◆ YOUR OBJECTIVE
Return every line below as is, leaving out the pictures.

[Collected data]

## START

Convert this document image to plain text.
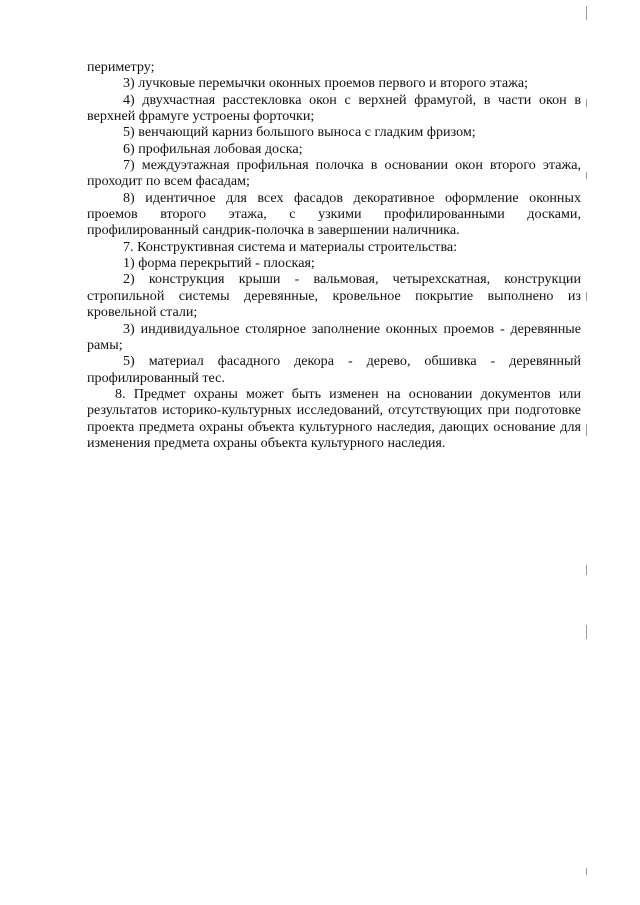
периметру;

3) лучковые перемычки оконных проемов первого и второго этажа;

4) двухчастная расстекловка окон с верхней фрамугой, в части окон в верхней фрамуге устроены форточки;

5) венчающий карниз большого выноса с гладким фризом;

6) профильная лобовая доска;

7) междуэтажная профильная полочка в основании окон второго этажа, проходит по всем фасадам;

8) идентичное для всех фасадов декоративное оформление оконных проемов второго этажа, с узкими профилированными досками, профилированный сандрик-полочка в завершении наличника.

7. Конструктивная система и материалы строительства:

1) форма перекрытий - плоская;

2) конструкция крыши - вальмовая, четырехскатная, конструкции стропильной системы деревянные, кровельное покрытие выполнено из кровельной стали;

3) индивидуальное столярное заполнение оконных проемов - деревянные рамы;

5) материал фасадного декора - дерево, обшивка - деревянный профилированный тес.

8. Предмет охраны может быть изменен на основании документов или результатов историко-культурных исследований, отсутствующих при подготовке проекта предмета охраны объекта культурного наследия, дающих основание для изменения предмета охраны объекта культурного наследия.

## END

◆ COMPLETED EXERCISE
Convert this document image to plain text.
периметру;

3) лучковые перемычки оконных проемов первого и второго этажа;

4) двухчастная расстекловка окон с верхней фрамугой, в части окон в верхней фрамуге устроены форточки;

5) венчающий карниз большого выноса с гладким фризом;

6) профильная лобовая доска;

7) междуэтажная профильная полочка в основании окон второго этажа, проходит по всем фасадам;

8) идентичное для всех фасадов декоративное оформление оконных проемов второго этажа, с узкими профилированными досками, профилированный сандрик-полочка в завершении наличника.

7. Конструктивная система и материалы строительства:

1) форма перекрытий - плоская;

2) конструкция крыши - вальмовая, четырехскатная, конструкции стропильной системы деревянные, кровельное покрытие выполнено из кровельной стали;

3) индивидуальное столярное заполнение оконных проемов - деревянные рамы;

5) материал фасадного декора - дерево, обшивка - деревянный профилированный тес.

8. Предмет охраны может быть изменен на основании документов или результатов историко-культурных исследований, отсутствующих при подготовке проекта предмета охраны объекта культурного наследия, дающих основание для изменения предмета охраны объекта культурного наследия.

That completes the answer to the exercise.